WHAT TO WORK ON: Do not copy the pictures; transcribe all other material exactly.

STORED DATA:
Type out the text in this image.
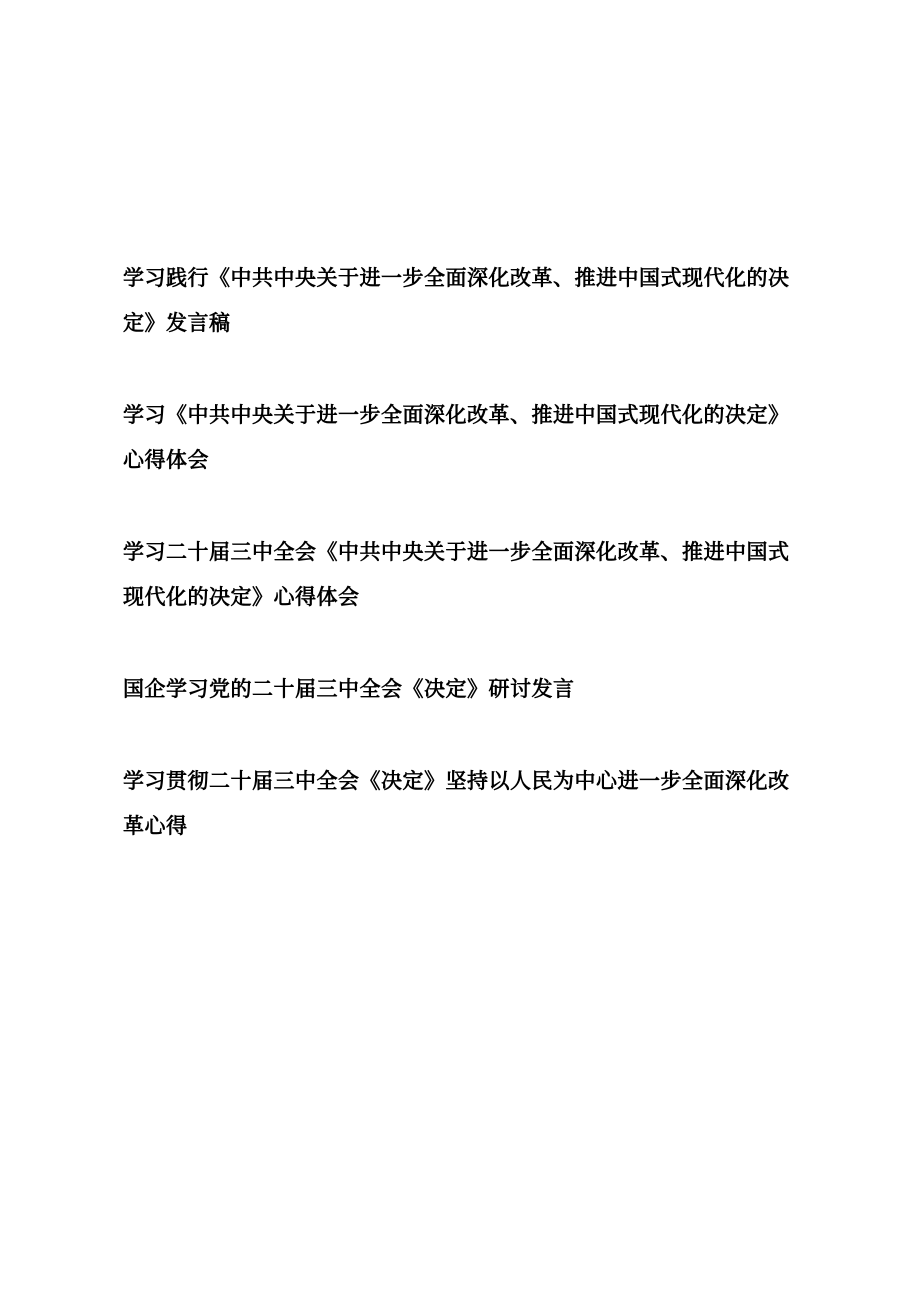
学习践行《中共中央关于进一步全面深化改革、推进中国式现代化的决定》发言稿

学习《中共中央关于进一步全面深化改革、推进中国式现代化的决定》心得体会

学习二十届三中全会《中共中央关于进一步全面深化改革、推进中国式现代化的决定》心得体会

国企学习党的二十届三中全会《决定》研讨发言

学习贯彻二十届三中全会《决定》坚持以人民为中心进一步全面深化改革心得
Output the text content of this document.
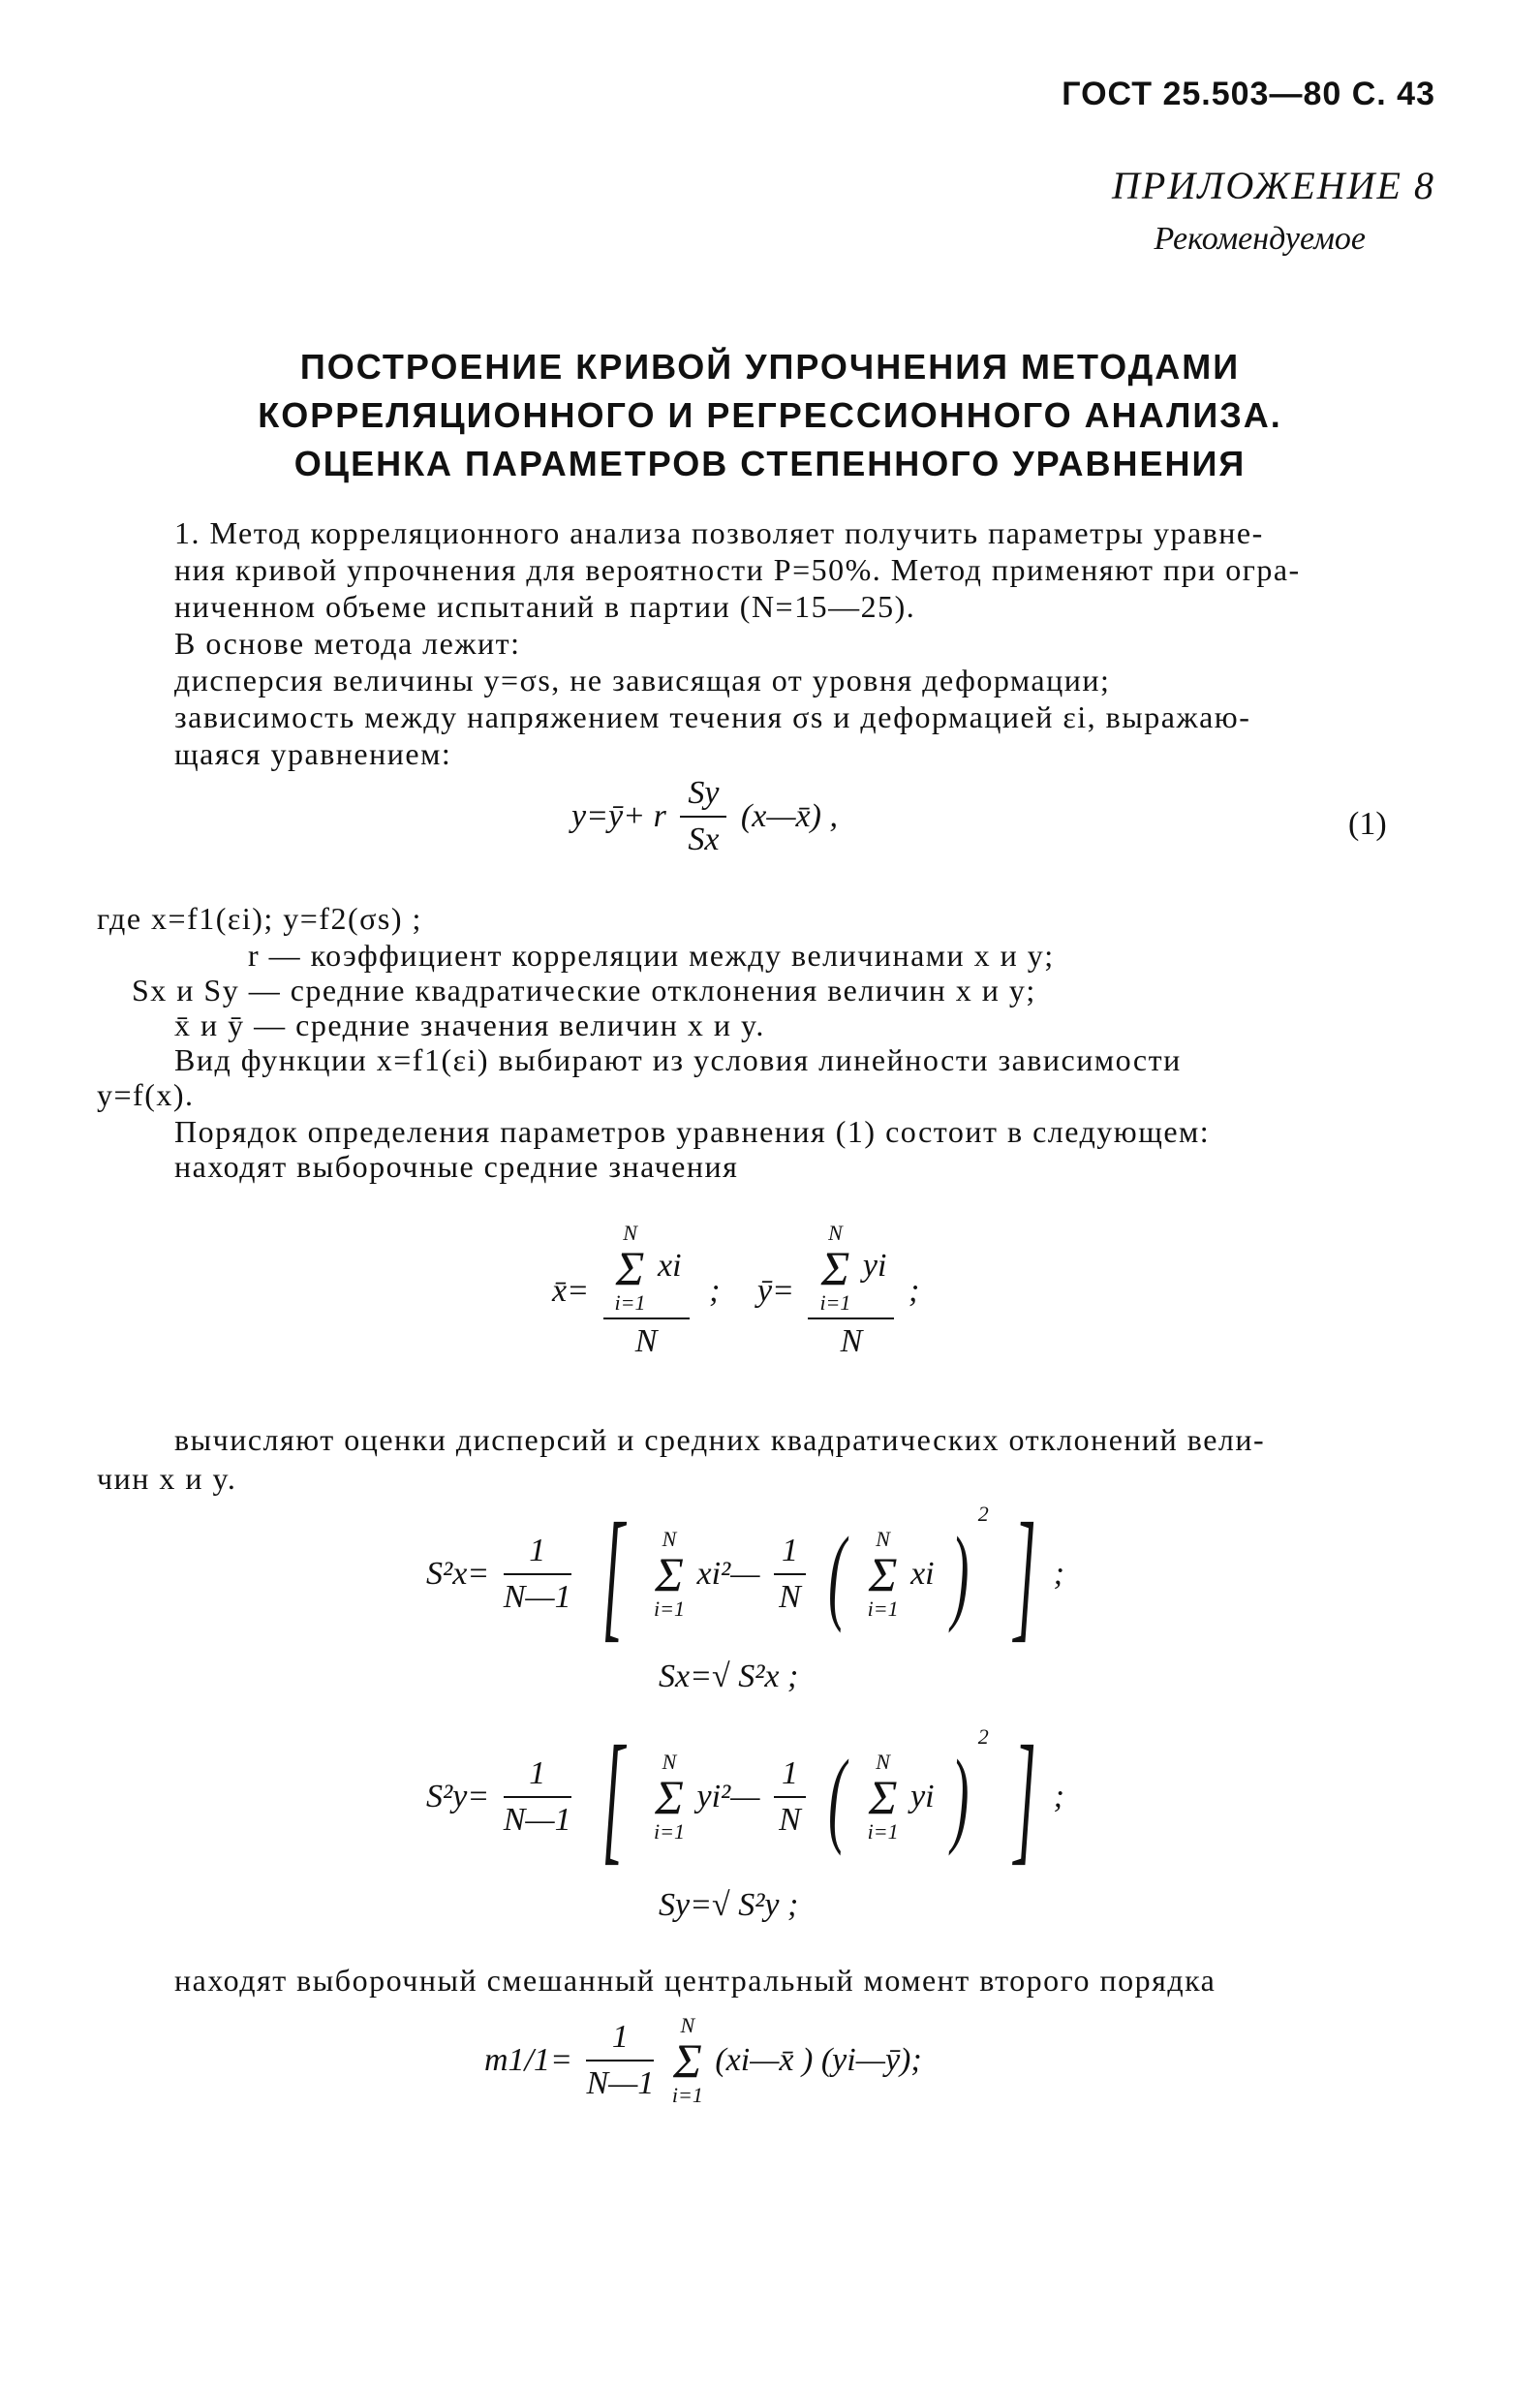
ГОСТ 25.503—80 С. 43
ПРИЛОЖЕНИЕ 8
Рекомендуемое
ПОСТРОЕНИЕ КРИВОЙ УПРОЧНЕНИЯ МЕТОДАМИ
КОРРЕЛЯЦИОННОГО И РЕГРЕССИОННОГО АНАЛИЗА.
ОЦЕНКА ПАРАМЕТРОВ СТЕПЕННОГО УРАВНЕНИЯ
1. Метод корреляционного анализа позволяет получить параметры уравне-
ния кривой упрочнения для вероятности P=50%. Метод применяют при огра-
ниченном объеме испытаний в партии (N=15—25).
В основе метода лежит:
дисперсия величины y=σs, не зависящая от уровня деформации;
зависимость между напряжением течения σs и деформацией εi, выражаю-
щаяся уравнением:
y=ȳ+ r $\frac{Sy}{Sx}$ (x—x̄) ,	(1)
где x=f1(εi); y=f2(σs) ;
r — коэффициент корреляции между величинами x и y;
Sx и Sy — средние квадратические отклонения величин x и y;
x̄ и ȳ — средние значения величин x и y.
Вид функции x=f1(εi) выбирают из условия линейности зависимости
y=f(x).
Порядок определения параметров уравнения (1) состоит в следующем:
находят выборочные средние значения
x̄= N
Σ
i=1
xi
N ; ȳ= N
Σ
i=1
yi
N ;
вычисляют оценки дисперсий и средних квадратических отклонений вели-
чин x и y.
$S^2x= \frac{1}{N—1}$ [	N
Σ
i=1
xi²— $\frac{1}{N}$ (	N
Σ
i=1
xi )$^2$ ] ;
Sx=√ S²x ;
$S^2y= \frac{1}{N—1}$ [	N
Σ
i=1
yi²— $\frac{1}{N}$ (	N
Σ
i=1
yi )$^2$ ] ;
Sy=√ S²y ;
находят выборочный смешанный центральный момент второго порядка
$m1/1= \frac{1}{N—1}$
	N
Σ
i=1
(xi—x̄ ) (yi—ȳ);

RESPONSE TO THE EXERCISE:
Type out the text in this image.
学习践行《中共中央关于进一步全面深化改革、推进中国式现代化的决定》发言稿

学习《中共中央关于进一步全面深化改革、推进中国式现代化的决定》心得体会

学习二十届三中全会《中共中央关于进一步全面深化改革、推进中国式现代化的决定》心得体会

国企学习党的二十届三中全会《决定》研讨发言

学习贯彻二十届三中全会《决定》坚持以人民为中心进一步全面深化改革心得
Output the text content of this document.
ГОСТ 25.503—80 С. 43
ПРИЛОЖЕНИЕ 8
Рекомендуемое
ПОСТРОЕНИЕ КРИВОЙ УПРОЧНЕНИЯ МЕТОДАМИ
КОРРЕЛЯЦИОННОГО И РЕГРЕССИОННОГО АНАЛИЗА.
ОЦЕНКА ПАРАМЕТРОВ СТЕПЕННОГО УРАВНЕНИЯ
1. Метод корреляционного анализа позволяет получить параметры уравне-
ния кривой упрочнения для вероятности P=50%. Метод применяют при огра-
ниченном объеме испытаний в партии (N=15—25).
В основе метода лежит:
дисперсия величины y=σs, не зависящая от уровня деформации;
зависимость между напряжением течения σs и деформацией εi, выражаю-
щаяся уравнением:
y=ȳ+ r $\frac{Sy}{Sx}$ (x—x̄) ,	(1)
где x=f1(εi); y=f2(σs) ;
r — коэффициент корреляции между величинами x и y;
Sx и Sy — средние квадратические отклонения величин x и y;
x̄ и ȳ — средние значения величин x и y.
Вид функции x=f1(εi) выбирают из условия линейности зависимости
y=f(x).
Порядок определения параметров уравнения (1) состоит в следующем:
находят выборочные средние значения
x̄= N
Σ
i=1
xi
N ; ȳ= N
Σ
i=1
yi
N ;
вычисляют оценки дисперсий и средних квадратических отклонений вели-
чин x и y.
$S^2x= \frac{1}{N—1}$ [	N
Σ
i=1
xi²— $\frac{1}{N}$ (	N
Σ
i=1
xi )$^2$ ] ;
Sx=√ S²x ;
$S^2y= \frac{1}{N—1}$ [	N
Σ
i=1
yi²— $\frac{1}{N}$ (	N
Σ
i=1
yi )$^2$ ] ;
Sy=√ S²y ;
находят выборочный смешанный центральный момент второго порядка
$m1/1= \frac{1}{N—1}$
	N
Σ
i=1
(xi—x̄ ) (yi—ȳ);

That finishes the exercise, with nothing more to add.